## Extracts from a graphics dataset
——————————

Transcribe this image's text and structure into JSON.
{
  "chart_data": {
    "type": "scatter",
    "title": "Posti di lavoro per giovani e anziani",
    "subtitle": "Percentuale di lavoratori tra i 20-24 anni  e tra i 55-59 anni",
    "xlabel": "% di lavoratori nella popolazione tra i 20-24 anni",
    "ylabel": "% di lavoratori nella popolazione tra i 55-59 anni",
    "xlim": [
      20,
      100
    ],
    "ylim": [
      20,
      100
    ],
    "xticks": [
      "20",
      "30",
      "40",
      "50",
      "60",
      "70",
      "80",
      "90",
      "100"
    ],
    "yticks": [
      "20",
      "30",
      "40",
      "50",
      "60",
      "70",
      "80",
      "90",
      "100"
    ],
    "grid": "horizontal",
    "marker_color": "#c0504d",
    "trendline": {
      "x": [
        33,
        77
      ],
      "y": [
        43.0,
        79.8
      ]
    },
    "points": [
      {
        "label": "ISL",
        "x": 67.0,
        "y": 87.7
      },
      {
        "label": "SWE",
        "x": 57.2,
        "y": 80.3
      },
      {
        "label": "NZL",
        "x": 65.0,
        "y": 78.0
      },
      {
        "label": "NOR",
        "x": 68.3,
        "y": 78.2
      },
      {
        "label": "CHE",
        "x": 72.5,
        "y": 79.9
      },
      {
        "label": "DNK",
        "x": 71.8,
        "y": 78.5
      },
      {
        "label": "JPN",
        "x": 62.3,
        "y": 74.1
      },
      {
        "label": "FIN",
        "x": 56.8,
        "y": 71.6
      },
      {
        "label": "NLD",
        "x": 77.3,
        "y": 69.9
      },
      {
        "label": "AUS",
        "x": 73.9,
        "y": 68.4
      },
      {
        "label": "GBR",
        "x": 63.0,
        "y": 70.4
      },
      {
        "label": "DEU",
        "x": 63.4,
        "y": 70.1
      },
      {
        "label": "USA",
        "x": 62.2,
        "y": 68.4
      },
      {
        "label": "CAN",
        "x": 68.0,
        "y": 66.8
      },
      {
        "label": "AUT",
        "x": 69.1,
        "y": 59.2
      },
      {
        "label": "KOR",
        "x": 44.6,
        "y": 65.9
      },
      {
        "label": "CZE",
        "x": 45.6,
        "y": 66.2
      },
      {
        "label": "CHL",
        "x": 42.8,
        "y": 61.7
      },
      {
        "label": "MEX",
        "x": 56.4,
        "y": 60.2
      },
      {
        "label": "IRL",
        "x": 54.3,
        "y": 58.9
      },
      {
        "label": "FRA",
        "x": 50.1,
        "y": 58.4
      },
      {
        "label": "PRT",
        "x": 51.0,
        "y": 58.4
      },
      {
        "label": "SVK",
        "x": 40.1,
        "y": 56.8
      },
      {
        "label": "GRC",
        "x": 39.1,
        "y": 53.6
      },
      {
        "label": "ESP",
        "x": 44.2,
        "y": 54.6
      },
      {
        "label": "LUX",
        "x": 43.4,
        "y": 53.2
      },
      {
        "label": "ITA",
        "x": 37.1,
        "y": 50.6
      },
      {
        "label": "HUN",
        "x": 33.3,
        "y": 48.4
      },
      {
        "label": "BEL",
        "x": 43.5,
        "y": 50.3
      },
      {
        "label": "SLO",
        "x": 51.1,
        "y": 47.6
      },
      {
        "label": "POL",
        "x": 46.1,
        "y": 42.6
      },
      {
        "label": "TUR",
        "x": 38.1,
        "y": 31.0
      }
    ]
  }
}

——————————

## Challenge
Copy out the data shown above without altering anything.

## Problem solution
Transcribe this image's text and structure into JSON.
{
  "chart_data": {
    "type": "scatter",
    "title": "Posti di lavoro per giovani e anziani",
    "subtitle": "Percentuale di lavoratori tra i 20-24 anni  e tra i 55-59 anni",
    "xlabel": "% di lavoratori nella popolazione tra i 20-24 anni",
    "ylabel": "% di lavoratori nella popolazione tra i 55-59 anni",
    "xlim": [
      20,
      100
    ],
    "ylim": [
      20,
      100
    ],
    "xticks": [
      "20",
      "30",
      "40",
      "50",
      "60",
      "70",
      "80",
      "90",
      "100"
    ],
    "yticks": [
      "20",
      "30",
      "40",
      "50",
      "60",
      "70",
      "80",
      "90",
      "100"
    ],
    "grid": "horizontal",
    "marker_color": "#c0504d",
    "trendline": {
      "x": [
        33,
        77
      ],
      "y": [
        43.0,
        79.8
      ]
    },
    "points": [
      {
        "label": "ISL",
        "x": 67.0,
        "y": 87.7
      },
      {
        "label": "SWE",
        "x": 57.2,
        "y": 80.3
      },
      {
        "label": "NZL",
        "x": 65.0,
        "y": 78.0
      },
      {
        "label": "NOR",
        "x": 68.3,
        "y": 78.2
      },
      {
        "label": "CHE",
        "x": 72.5,
        "y": 79.9
      },
      {
        "label": "DNK",
        "x": 71.8,
        "y": 78.5
      },
      {
        "label": "JPN",
        "x": 62.3,
        "y": 74.1
      },
      {
        "label": "FIN",
        "x": 56.8,
        "y": 71.6
      },
      {
        "label": "NLD",
        "x": 77.3,
        "y": 69.9
      },
      {
        "label": "AUS",
        "x": 73.9,
        "y": 68.4
      },
      {
        "label": "GBR",
        "x": 63.0,
        "y": 70.4
      },
      {
        "label": "DEU",
        "x": 63.4,
        "y": 70.1
      },
      {
        "label": "USA",
        "x": 62.2,
        "y": 68.4
      },
      {
        "label": "CAN",
        "x": 68.0,
        "y": 66.8
      },
      {
        "label": "AUT",
        "x": 69.1,
        "y": 59.2
      },
      {
        "label": "KOR",
        "x": 44.6,
        "y": 65.9
      },
      {
        "label": "CZE",
        "x": 45.6,
        "y": 66.2
      },
      {
        "label": "CHL",
        "x": 42.8,
        "y": 61.7
      },
      {
        "label": "MEX",
        "x": 56.4,
        "y": 60.2
      },
      {
        "label": "IRL",
        "x": 54.3,
        "y": 58.9
      },
      {
        "label": "FRA",
        "x": 50.1,
        "y": 58.4
      },
      {
        "label": "PRT",
        "x": 51.0,
        "y": 58.4
      },
      {
        "label": "SVK",
        "x": 40.1,
        "y": 56.8
      },
      {
        "label": "GRC",
        "x": 39.1,
        "y": 53.6
      },
      {
        "label": "ESP",
        "x": 44.2,
        "y": 54.6
      },
      {
        "label": "LUX",
        "x": 43.4,
        "y": 53.2
      },
      {
        "label": "ITA",
        "x": 37.1,
        "y": 50.6
      },
      {
        "label": "HUN",
        "x": 33.3,
        "y": 48.4
      },
      {
        "label": "BEL",
        "x": 43.5,
        "y": 50.3
      },
      {
        "label": "SLO",
        "x": 51.1,
        "y": 47.6
      },
      {
        "label": "POL",
        "x": 46.1,
        "y": 42.6
      },
      {
        "label": "TUR",
        "x": 38.1,
        "y": 31.0
      }
    ]
  }
}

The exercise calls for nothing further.